• PROMPT
Give the material once more, word for word, without any images.
### AVAILABLE DATA ###
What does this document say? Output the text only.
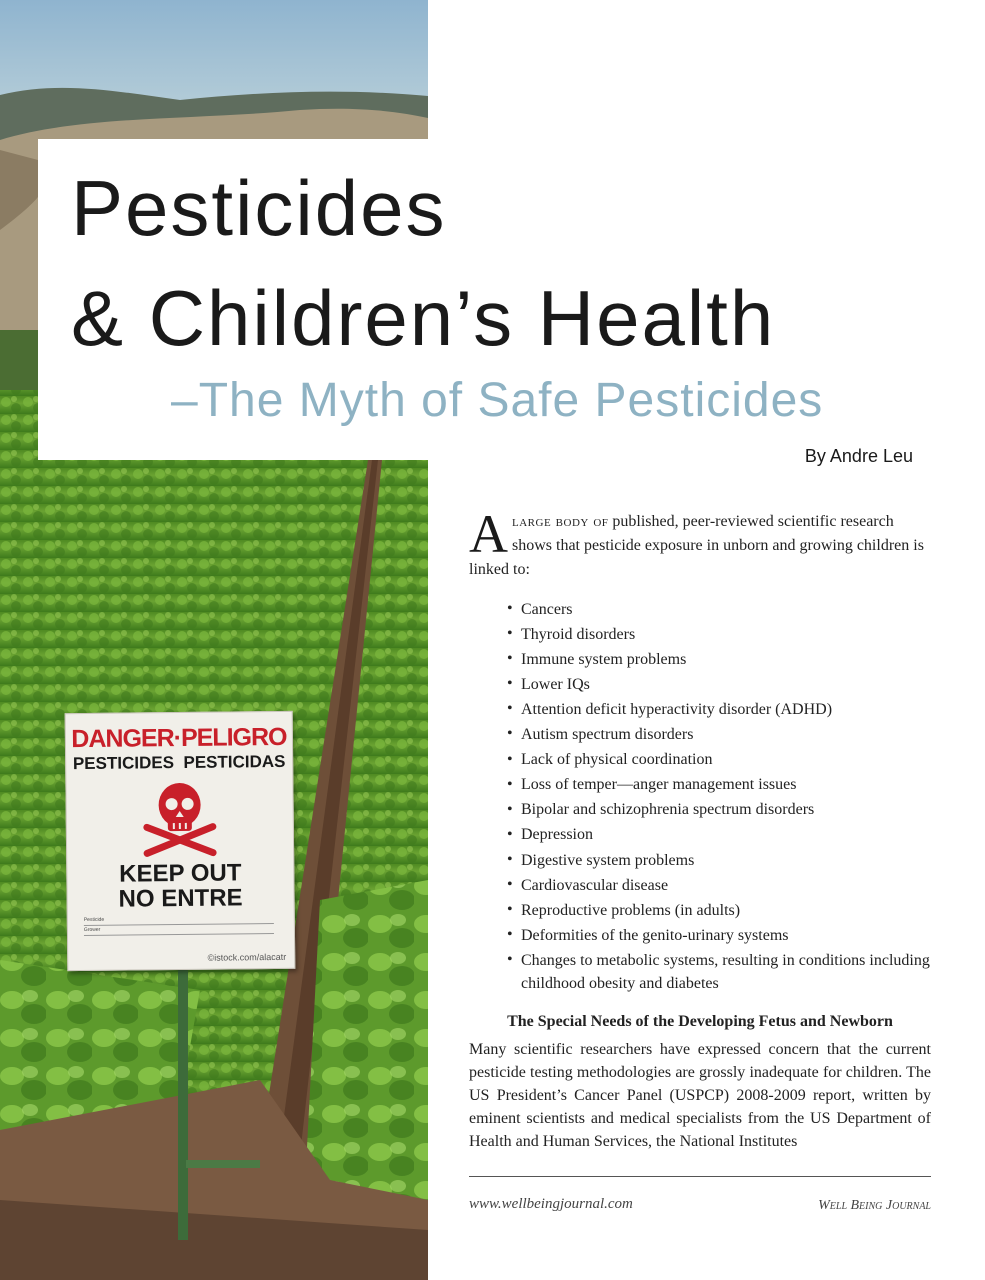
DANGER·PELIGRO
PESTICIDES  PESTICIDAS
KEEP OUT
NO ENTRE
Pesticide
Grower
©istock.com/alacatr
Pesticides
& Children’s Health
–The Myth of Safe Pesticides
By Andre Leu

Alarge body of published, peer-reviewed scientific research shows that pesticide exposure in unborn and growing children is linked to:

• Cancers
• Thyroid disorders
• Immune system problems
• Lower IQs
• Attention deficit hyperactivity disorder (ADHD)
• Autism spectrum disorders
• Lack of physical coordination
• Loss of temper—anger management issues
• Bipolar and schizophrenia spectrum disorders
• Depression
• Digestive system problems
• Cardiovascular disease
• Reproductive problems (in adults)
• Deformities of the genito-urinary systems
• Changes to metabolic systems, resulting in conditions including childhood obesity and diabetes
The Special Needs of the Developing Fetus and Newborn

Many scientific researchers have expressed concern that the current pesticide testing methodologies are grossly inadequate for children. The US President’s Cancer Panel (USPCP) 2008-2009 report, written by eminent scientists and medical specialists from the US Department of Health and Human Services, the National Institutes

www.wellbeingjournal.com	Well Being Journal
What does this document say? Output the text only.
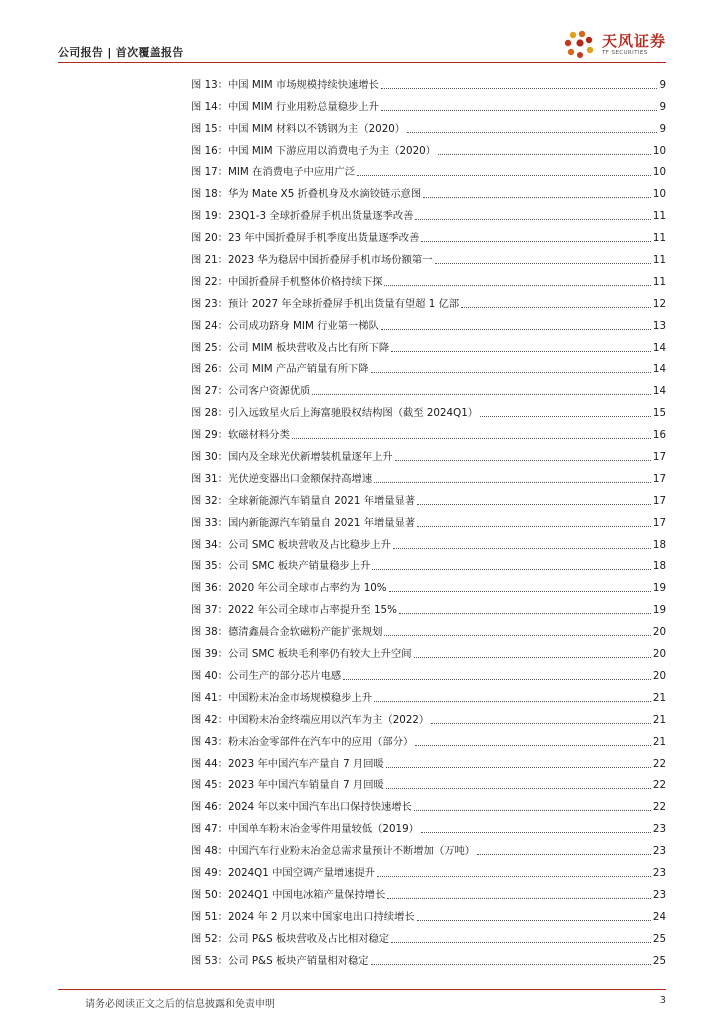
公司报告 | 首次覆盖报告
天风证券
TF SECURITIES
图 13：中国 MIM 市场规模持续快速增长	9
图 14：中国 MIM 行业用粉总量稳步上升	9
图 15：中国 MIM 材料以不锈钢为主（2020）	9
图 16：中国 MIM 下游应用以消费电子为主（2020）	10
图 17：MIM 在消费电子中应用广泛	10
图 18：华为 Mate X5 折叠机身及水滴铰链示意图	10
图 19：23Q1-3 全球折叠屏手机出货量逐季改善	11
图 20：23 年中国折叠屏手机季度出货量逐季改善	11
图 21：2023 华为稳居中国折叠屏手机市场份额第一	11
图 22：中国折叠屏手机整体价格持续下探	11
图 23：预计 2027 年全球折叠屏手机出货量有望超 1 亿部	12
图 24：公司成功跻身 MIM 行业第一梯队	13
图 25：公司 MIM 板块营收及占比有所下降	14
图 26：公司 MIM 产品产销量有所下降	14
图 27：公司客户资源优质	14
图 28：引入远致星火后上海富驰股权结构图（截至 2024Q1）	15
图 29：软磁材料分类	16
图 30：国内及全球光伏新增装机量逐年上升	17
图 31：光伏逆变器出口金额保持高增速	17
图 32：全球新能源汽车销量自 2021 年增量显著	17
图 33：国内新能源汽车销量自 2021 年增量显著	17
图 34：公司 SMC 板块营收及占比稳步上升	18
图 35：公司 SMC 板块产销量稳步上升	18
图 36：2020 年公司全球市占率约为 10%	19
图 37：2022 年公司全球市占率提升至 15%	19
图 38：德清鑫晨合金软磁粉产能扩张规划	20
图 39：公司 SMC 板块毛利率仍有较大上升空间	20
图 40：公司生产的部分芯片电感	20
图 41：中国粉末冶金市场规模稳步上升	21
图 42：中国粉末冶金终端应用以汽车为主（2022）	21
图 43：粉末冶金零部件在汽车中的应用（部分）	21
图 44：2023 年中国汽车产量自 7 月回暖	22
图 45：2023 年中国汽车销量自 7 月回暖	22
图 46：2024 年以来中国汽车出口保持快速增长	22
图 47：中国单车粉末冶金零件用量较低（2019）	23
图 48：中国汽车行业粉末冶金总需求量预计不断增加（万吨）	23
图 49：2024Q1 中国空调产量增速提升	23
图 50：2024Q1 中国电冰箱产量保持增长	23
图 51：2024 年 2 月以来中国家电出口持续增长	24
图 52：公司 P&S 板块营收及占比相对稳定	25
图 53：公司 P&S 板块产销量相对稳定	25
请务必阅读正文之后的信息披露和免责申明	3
###
• REPLY TO THE EXERCISE
What does this document say? Output the text only.
DANGER·PELIGRO
PESTICIDES  PESTICIDAS
KEEP OUT
NO ENTRE
Pesticide
Grower
©istock.com/alacatr
Pesticides
& Children’s Health
–The Myth of Safe Pesticides
By Andre Leu

Alarge body of published, peer-reviewed scientific research shows that pesticide exposure in unborn and growing children is linked to:

• Cancers
• Thyroid disorders
• Immune system problems
• Lower IQs
• Attention deficit hyperactivity disorder (ADHD)
• Autism spectrum disorders
• Lack of physical coordination
• Loss of temper—anger management issues
• Bipolar and schizophrenia spectrum disorders
• Depression
• Digestive system problems
• Cardiovascular disease
• Reproductive problems (in adults)
• Deformities of the genito-urinary systems
• Changes to metabolic systems, resulting in conditions including childhood obesity and diabetes
The Special Needs of the Developing Fetus and Newborn

Many scientific researchers have expressed concern that the current pesticide testing methodologies are grossly inadequate for children. The US President’s Cancer Panel (USPCP) 2008-2009 report, written by eminent scientists and medical specialists from the US Department of Health and Human Services, the National Institutes

www.wellbeingjournal.com	Well Being Journal
What does this document say? Output the text only.
公司报告 | 首次覆盖报告
天风证券
TF SECURITIES
图 13：中国 MIM 市场规模持续快速增长	9
图 14：中国 MIM 行业用粉总量稳步上升	9
图 15：中国 MIM 材料以不锈钢为主（2020）	9
图 16：中国 MIM 下游应用以消费电子为主（2020）	10
图 17：MIM 在消费电子中应用广泛	10
图 18：华为 Mate X5 折叠机身及水滴铰链示意图	10
图 19：23Q1-3 全球折叠屏手机出货量逐季改善	11
图 20：23 年中国折叠屏手机季度出货量逐季改善	11
图 21：2023 华为稳居中国折叠屏手机市场份额第一	11
图 22：中国折叠屏手机整体价格持续下探	11
图 23：预计 2027 年全球折叠屏手机出货量有望超 1 亿部	12
图 24：公司成功跻身 MIM 行业第一梯队	13
图 25：公司 MIM 板块营收及占比有所下降	14
图 26：公司 MIM 产品产销量有所下降	14
图 27：公司客户资源优质	14
图 28：引入远致星火后上海富驰股权结构图（截至 2024Q1）	15
图 29：软磁材料分类	16
图 30：国内及全球光伏新增装机量逐年上升	17
图 31：光伏逆变器出口金额保持高增速	17
图 32：全球新能源汽车销量自 2021 年增量显著	17
图 33：国内新能源汽车销量自 2021 年增量显著	17
图 34：公司 SMC 板块营收及占比稳步上升	18
图 35：公司 SMC 板块产销量稳步上升	18
图 36：2020 年公司全球市占率约为 10%	19
图 37：2022 年公司全球市占率提升至 15%	19
图 38：德清鑫晨合金软磁粉产能扩张规划	20
图 39：公司 SMC 板块毛利率仍有较大上升空间	20
图 40：公司生产的部分芯片电感	20
图 41：中国粉末冶金市场规模稳步上升	21
图 42：中国粉末冶金终端应用以汽车为主（2022）	21
图 43：粉末冶金零部件在汽车中的应用（部分）	21
图 44：2023 年中国汽车产量自 7 月回暖	22
图 45：2023 年中国汽车销量自 7 月回暖	22
图 46：2024 年以来中国汽车出口保持快速增长	22
图 47：中国单车粉末冶金零件用量较低（2019）	23
图 48：中国汽车行业粉末冶金总需求量预计不断增加（万吨）	23
图 49：2024Q1 中国空调产量增速提升	23
图 50：2024Q1 中国电冰箱产量保持增长	23
图 51：2024 年 2 月以来中国家电出口持续增长	24
图 52：公司 P&S 板块营收及占比相对稳定	25
图 53：公司 P&S 板块产销量相对稳定	25
请务必阅读正文之后的信息披露和免责申明	3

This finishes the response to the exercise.